:: What the task asks ::
Look through the listing below and work out how many of its lines hold the word "name". Give only the number.

:: Records supplied ::
## begin

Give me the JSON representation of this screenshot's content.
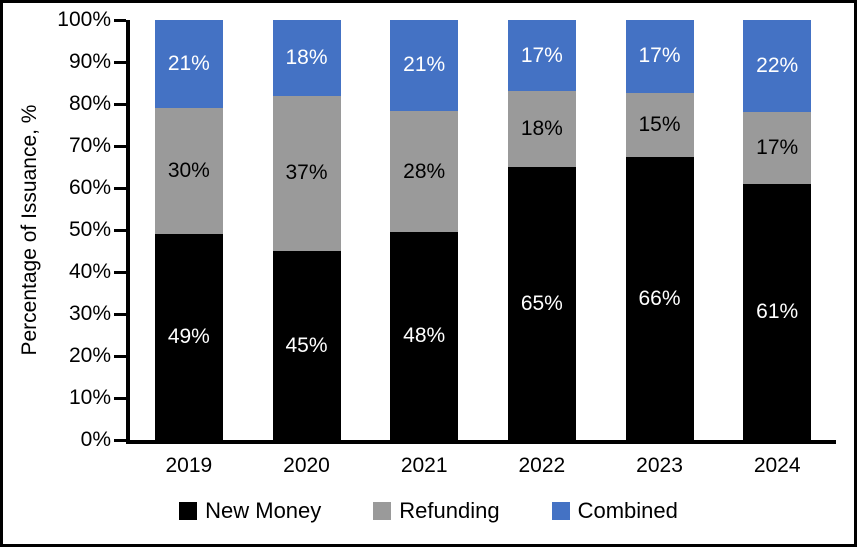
{
  "chart_data": {
    "type": "bar",
    "stacked": true,
    "title": "",
    "xlabel": "",
    "ylabel": "Percentage of Issuance, %",
    "ylim": [
      0,
      100
    ],
    "grid": false,
    "legend_position": "bottom",
    "data_label_suffix": "%",
    "categories": [
      "2019",
      "2020",
      "2021",
      "2022",
      "2023",
      "2024"
    ],
    "yticks": [
      "0%",
      "10%",
      "20%",
      "30%",
      "40%",
      "50%",
      "60%",
      "70%",
      "80%",
      "90%",
      "100%"
    ],
    "series": [
      {
        "name": "New Money",
        "color": "#000000",
        "label_color": "#ffffff",
        "values": [
          49,
          45,
          48,
          65,
          66,
          61
        ]
      },
      {
        "name": "Refunding",
        "color": "#9A9A9A",
        "label_color": "#000000",
        "values": [
          30,
          37,
          28,
          18,
          15,
          17
        ]
      },
      {
        "name": "Combined",
        "color": "#4472C4",
        "label_color": "#ffffff",
        "values": [
          21,
          18,
          21,
          17,
          17,
          22
        ]
      }
    ],
    "colors": {
      "axis": "#000000",
      "background": "#ffffff",
      "border": "#000000"
    }
  }
}
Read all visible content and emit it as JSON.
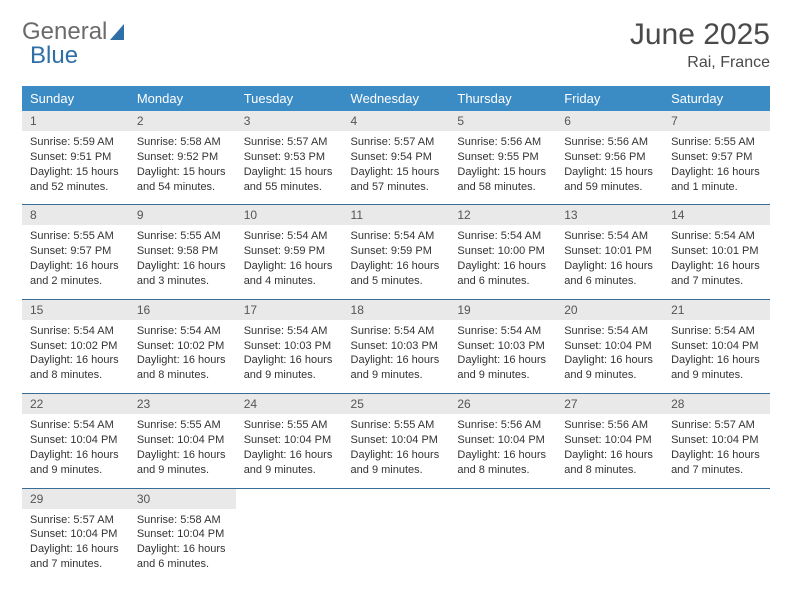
{
  "brand": {
    "part1": "General",
    "part2": "Blue"
  },
  "title": "June 2025",
  "location": "Rai, France",
  "header_bg": "#3b8bc4",
  "daynum_bg": "#e9e9e9",
  "row_border": "#3b6d94",
  "weekdays": [
    "Sunday",
    "Monday",
    "Tuesday",
    "Wednesday",
    "Thursday",
    "Friday",
    "Saturday"
  ],
  "weeks": [
    [
      {
        "n": 1,
        "sr": "5:59 AM",
        "ss": "9:51 PM",
        "dl": "15 hours and 52 minutes."
      },
      {
        "n": 2,
        "sr": "5:58 AM",
        "ss": "9:52 PM",
        "dl": "15 hours and 54 minutes."
      },
      {
        "n": 3,
        "sr": "5:57 AM",
        "ss": "9:53 PM",
        "dl": "15 hours and 55 minutes."
      },
      {
        "n": 4,
        "sr": "5:57 AM",
        "ss": "9:54 PM",
        "dl": "15 hours and 57 minutes."
      },
      {
        "n": 5,
        "sr": "5:56 AM",
        "ss": "9:55 PM",
        "dl": "15 hours and 58 minutes."
      },
      {
        "n": 6,
        "sr": "5:56 AM",
        "ss": "9:56 PM",
        "dl": "15 hours and 59 minutes."
      },
      {
        "n": 7,
        "sr": "5:55 AM",
        "ss": "9:57 PM",
        "dl": "16 hours and 1 minute."
      }
    ],
    [
      {
        "n": 8,
        "sr": "5:55 AM",
        "ss": "9:57 PM",
        "dl": "16 hours and 2 minutes."
      },
      {
        "n": 9,
        "sr": "5:55 AM",
        "ss": "9:58 PM",
        "dl": "16 hours and 3 minutes."
      },
      {
        "n": 10,
        "sr": "5:54 AM",
        "ss": "9:59 PM",
        "dl": "16 hours and 4 minutes."
      },
      {
        "n": 11,
        "sr": "5:54 AM",
        "ss": "9:59 PM",
        "dl": "16 hours and 5 minutes."
      },
      {
        "n": 12,
        "sr": "5:54 AM",
        "ss": "10:00 PM",
        "dl": "16 hours and 6 minutes."
      },
      {
        "n": 13,
        "sr": "5:54 AM",
        "ss": "10:01 PM",
        "dl": "16 hours and 6 minutes."
      },
      {
        "n": 14,
        "sr": "5:54 AM",
        "ss": "10:01 PM",
        "dl": "16 hours and 7 minutes."
      }
    ],
    [
      {
        "n": 15,
        "sr": "5:54 AM",
        "ss": "10:02 PM",
        "dl": "16 hours and 8 minutes."
      },
      {
        "n": 16,
        "sr": "5:54 AM",
        "ss": "10:02 PM",
        "dl": "16 hours and 8 minutes."
      },
      {
        "n": 17,
        "sr": "5:54 AM",
        "ss": "10:03 PM",
        "dl": "16 hours and 9 minutes."
      },
      {
        "n": 18,
        "sr": "5:54 AM",
        "ss": "10:03 PM",
        "dl": "16 hours and 9 minutes."
      },
      {
        "n": 19,
        "sr": "5:54 AM",
        "ss": "10:03 PM",
        "dl": "16 hours and 9 minutes."
      },
      {
        "n": 20,
        "sr": "5:54 AM",
        "ss": "10:04 PM",
        "dl": "16 hours and 9 minutes."
      },
      {
        "n": 21,
        "sr": "5:54 AM",
        "ss": "10:04 PM",
        "dl": "16 hours and 9 minutes."
      }
    ],
    [
      {
        "n": 22,
        "sr": "5:54 AM",
        "ss": "10:04 PM",
        "dl": "16 hours and 9 minutes."
      },
      {
        "n": 23,
        "sr": "5:55 AM",
        "ss": "10:04 PM",
        "dl": "16 hours and 9 minutes."
      },
      {
        "n": 24,
        "sr": "5:55 AM",
        "ss": "10:04 PM",
        "dl": "16 hours and 9 minutes."
      },
      {
        "n": 25,
        "sr": "5:55 AM",
        "ss": "10:04 PM",
        "dl": "16 hours and 9 minutes."
      },
      {
        "n": 26,
        "sr": "5:56 AM",
        "ss": "10:04 PM",
        "dl": "16 hours and 8 minutes."
      },
      {
        "n": 27,
        "sr": "5:56 AM",
        "ss": "10:04 PM",
        "dl": "16 hours and 8 minutes."
      },
      {
        "n": 28,
        "sr": "5:57 AM",
        "ss": "10:04 PM",
        "dl": "16 hours and 7 minutes."
      }
    ],
    [
      {
        "n": 29,
        "sr": "5:57 AM",
        "ss": "10:04 PM",
        "dl": "16 hours and 7 minutes."
      },
      {
        "n": 30,
        "sr": "5:58 AM",
        "ss": "10:04 PM",
        "dl": "16 hours and 6 minutes."
      },
      null,
      null,
      null,
      null,
      null
    ]
  ],
  "labels": {
    "sunrise": "Sunrise:",
    "sunset": "Sunset:",
    "daylight": "Daylight:"
  }
}
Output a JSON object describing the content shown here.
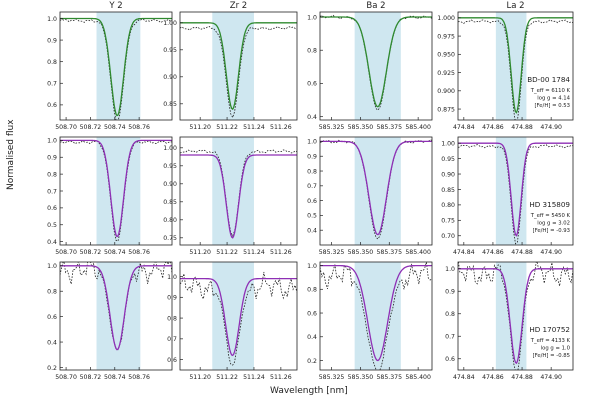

## end

:: Result of the exercise ::
3